■ **Written exercise**
Look through the material below. Copy each line that contains the string "DIỄN".

■ **Given records**
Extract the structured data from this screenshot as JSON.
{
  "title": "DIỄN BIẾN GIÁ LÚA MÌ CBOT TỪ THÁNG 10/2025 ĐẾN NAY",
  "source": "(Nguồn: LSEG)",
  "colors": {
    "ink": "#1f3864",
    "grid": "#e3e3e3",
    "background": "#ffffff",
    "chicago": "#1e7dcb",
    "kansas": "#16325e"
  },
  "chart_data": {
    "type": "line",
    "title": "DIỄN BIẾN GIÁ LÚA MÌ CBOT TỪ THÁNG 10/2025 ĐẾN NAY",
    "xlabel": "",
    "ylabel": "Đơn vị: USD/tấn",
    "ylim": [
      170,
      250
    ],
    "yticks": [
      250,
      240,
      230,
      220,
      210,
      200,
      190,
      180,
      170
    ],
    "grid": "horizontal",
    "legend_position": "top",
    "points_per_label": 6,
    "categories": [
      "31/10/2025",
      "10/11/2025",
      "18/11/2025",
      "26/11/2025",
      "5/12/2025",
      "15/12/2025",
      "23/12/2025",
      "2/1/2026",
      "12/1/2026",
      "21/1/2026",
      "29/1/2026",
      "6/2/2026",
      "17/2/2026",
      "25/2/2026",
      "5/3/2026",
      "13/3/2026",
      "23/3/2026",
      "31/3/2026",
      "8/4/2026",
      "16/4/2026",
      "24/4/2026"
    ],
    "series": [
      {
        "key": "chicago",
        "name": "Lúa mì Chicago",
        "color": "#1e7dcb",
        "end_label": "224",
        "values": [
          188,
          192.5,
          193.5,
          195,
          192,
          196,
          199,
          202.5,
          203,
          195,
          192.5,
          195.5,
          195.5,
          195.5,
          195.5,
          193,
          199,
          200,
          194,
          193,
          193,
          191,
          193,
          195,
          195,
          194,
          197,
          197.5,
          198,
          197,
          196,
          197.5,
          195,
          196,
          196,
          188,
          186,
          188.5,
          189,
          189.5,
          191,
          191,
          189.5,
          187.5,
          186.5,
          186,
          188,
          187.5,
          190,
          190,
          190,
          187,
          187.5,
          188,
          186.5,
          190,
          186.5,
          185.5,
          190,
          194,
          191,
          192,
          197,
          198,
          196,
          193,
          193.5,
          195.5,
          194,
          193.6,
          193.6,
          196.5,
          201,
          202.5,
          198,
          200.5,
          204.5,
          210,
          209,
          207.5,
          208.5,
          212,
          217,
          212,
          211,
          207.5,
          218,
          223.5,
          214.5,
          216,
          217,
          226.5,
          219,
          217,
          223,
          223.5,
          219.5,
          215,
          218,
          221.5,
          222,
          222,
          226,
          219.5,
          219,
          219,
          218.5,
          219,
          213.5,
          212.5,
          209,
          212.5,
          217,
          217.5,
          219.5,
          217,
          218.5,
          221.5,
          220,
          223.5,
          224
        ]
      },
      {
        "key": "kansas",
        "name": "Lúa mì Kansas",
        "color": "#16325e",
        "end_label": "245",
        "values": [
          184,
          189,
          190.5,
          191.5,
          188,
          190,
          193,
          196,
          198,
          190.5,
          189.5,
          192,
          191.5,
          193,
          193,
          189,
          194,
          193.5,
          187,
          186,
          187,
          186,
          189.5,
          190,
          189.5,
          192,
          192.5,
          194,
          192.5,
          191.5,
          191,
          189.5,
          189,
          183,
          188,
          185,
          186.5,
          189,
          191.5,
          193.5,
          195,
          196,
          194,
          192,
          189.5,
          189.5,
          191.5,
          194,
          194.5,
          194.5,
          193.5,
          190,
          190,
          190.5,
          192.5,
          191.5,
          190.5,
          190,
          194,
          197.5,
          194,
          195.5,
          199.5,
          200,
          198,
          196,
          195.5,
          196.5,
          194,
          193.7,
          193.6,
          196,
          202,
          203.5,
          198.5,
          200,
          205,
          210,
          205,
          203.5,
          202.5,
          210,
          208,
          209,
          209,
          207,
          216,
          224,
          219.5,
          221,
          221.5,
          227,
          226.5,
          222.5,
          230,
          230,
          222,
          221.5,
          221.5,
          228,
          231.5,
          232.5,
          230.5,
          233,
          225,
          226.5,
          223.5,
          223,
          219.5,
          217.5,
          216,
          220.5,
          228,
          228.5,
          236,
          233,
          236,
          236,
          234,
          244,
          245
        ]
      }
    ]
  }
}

■ **Answer below**
  "title": "DIỄN BIẾN GIÁ LÚA MÌ CBOT TỪ THÁNG 10/2025 ĐẾN NAY",
    "title": "DIỄN BIẾN GIÁ LÚA MÌ CBOT TỪ THÁNG 10/2025 ĐẾN NAY",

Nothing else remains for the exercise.